Saturday, June 27, 2020

Jay Scott’s Vietnam

Re-reading Jay Scott nearly 30 years after his death in 1993, it is striking to see how forcefully he grappled with the Vietnam experience he saw depicted in the movies. It was, he acknowledged, invariably the American experience in Vietnam — and he sounded the alarm, again and again, on this reflexive solipsism, even as he recognized and applauded the necessity of its expression.

From my 2020 vantage point — as a man whose life now exceeds my role model’s by 11 years and counting — the intensity of Scott’s focus on these movies reads as the painstaking formation of a moral core, one which will not absolve Scott or his readers of guilt, but which nevertheless insists on an informed sense of mercy as well.

I currently do not see any of the remaining big critics writing at this level of ambition, with this degree of acknowledged shared humanity — though I am happy to be directed and corrected in this proclamation.

DATA SHOWN:
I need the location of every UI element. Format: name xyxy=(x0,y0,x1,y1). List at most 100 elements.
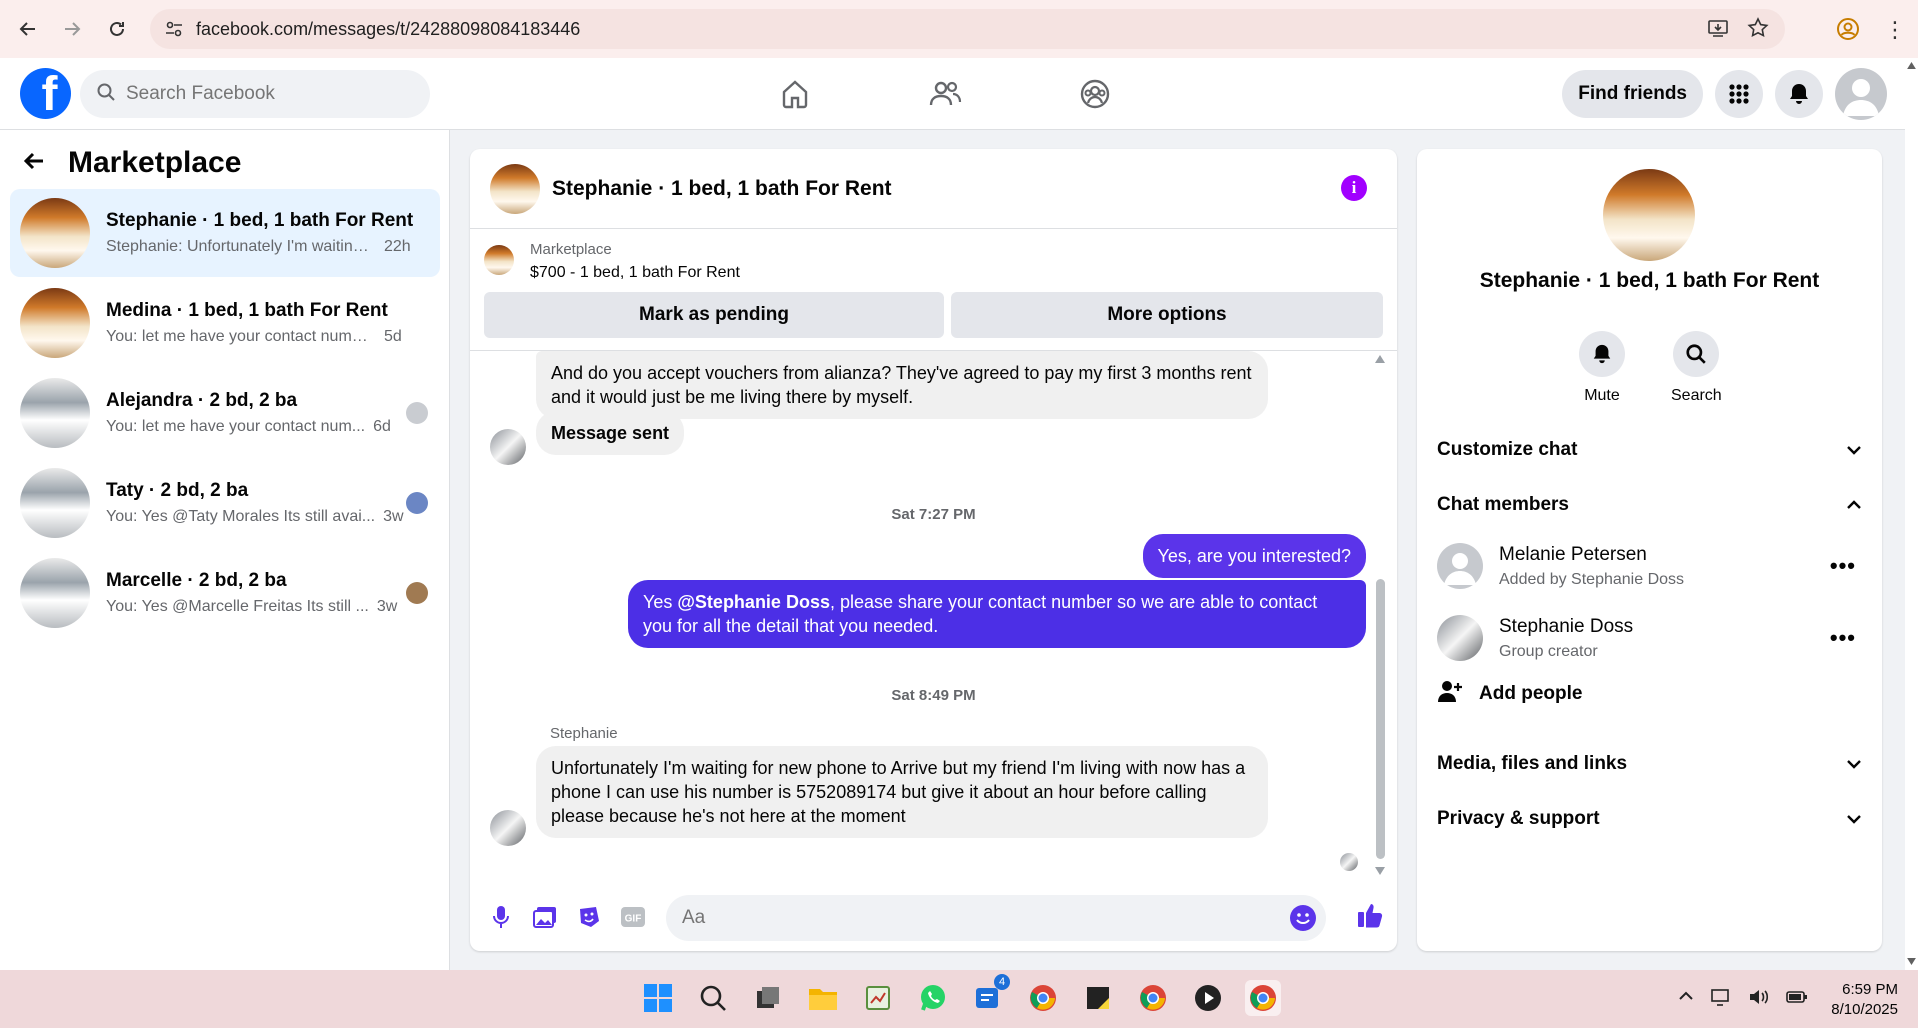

TASK SET:
A - According to the post on Jay Scott and Vietnam films, in what year did Jay Scott die?
B - Quote the post on Jay Scott and Vietnam films between "Re-reading Jay Scott" and "of its expression.", inclusive.
C - Extend the post on Jay Scott and Vietnam films past its last sentence.
The data is not needed for what follows.

RESPONSE LIST:
A - 1993

B -
Re-reading Jay Scott nearly 30 years after his death in 1993, it is striking to see how forcefully he grappled with the Vietnam experience he saw depicted in the movies. It was, he acknowledged, invariably the American experience in Vietnam — and he sounded the alarm, again and again, on this reflexive solipsism, even as he recognized and applauded the necessity of its expression.

C -
The text from the above photo:
To judge The Deer Hunter solely as a movie is to judge it an honourable failure with redemptive sequences of great power. But to judge it as part of a cultural process is quite another matter. 
As I watched the “God Bless America” conclusion, feeling slightly sickened by Cimino’s avoidance of a moral statement, I remembered a high school friend who left home the same time I did. I went to college. He went to Vietnam. We were friends, but we had argued — I enthusiastically, he reluctantly — about the war. I came home at Christmas in a jet. He came home in a shoe box. Hank was serious in his support of what we called the U.S. involvement. He has been dead for ten years. Now, a movie is weeping for him and for the thousands like him. It weeps in a way he, and they, would understand. One does not have to agree with The Deer Hunter to sympathize. One does not have to like it to recognize its value.  
February 17, 1979 

Friday, June 26, 2020

“When they said ‘repent’/I wonder what they meant?”

“I’ve seen the future, brother/It is murder.”
Paul gives consideration to a change of concerns, as he has experienced it, and casually flips-off the Gray Lady by conclusion.

I read it several times. Before I went to bed, I wrote down, “Jay Scott was the first celebrity death to hit me hard.”
What can I say? I'm a sucker for smoking jackets and turquoise jewelry.
When I got up this morning I expanded on that for a few pages. By the time I turned on the computer I realized one reason why Paul and I seem to be talking at cross-purposes is I am more reflexively prone to sentimentality, which might not be very helpful.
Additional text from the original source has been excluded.